# Task description
Find how many lines of the listing below include the word "调整期初余额", then report the number by itself.

--- Begin ---

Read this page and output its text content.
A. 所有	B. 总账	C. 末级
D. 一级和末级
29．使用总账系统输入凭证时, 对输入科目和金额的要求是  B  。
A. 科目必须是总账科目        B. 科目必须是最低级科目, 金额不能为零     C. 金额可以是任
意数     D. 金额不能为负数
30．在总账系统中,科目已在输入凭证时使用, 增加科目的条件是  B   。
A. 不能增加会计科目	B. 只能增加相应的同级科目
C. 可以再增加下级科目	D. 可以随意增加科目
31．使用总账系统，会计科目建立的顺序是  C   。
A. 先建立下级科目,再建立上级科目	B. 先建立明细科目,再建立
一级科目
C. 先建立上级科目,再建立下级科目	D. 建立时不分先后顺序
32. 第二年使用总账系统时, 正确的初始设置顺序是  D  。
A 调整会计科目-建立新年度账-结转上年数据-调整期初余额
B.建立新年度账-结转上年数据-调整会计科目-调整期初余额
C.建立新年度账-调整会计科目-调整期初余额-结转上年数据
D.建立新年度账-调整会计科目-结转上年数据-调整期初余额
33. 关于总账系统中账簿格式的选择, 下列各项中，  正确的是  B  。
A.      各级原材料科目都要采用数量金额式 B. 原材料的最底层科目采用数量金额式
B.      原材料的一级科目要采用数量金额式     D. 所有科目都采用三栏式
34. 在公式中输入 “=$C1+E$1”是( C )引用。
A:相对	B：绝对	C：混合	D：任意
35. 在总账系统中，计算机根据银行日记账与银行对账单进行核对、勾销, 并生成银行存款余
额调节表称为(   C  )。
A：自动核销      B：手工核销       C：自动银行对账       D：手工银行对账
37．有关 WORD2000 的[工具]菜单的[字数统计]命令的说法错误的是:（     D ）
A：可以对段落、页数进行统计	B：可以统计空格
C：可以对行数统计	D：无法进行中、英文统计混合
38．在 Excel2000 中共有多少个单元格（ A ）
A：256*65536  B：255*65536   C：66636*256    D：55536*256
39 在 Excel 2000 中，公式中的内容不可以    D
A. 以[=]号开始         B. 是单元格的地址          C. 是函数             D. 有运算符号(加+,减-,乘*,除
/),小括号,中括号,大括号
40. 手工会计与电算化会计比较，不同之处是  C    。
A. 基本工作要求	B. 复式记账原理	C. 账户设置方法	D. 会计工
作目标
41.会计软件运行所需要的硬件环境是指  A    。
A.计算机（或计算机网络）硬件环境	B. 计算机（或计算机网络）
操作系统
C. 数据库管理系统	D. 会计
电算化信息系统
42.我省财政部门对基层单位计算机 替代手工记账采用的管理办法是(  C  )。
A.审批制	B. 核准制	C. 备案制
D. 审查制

--- End ---

# Answer to the problem
4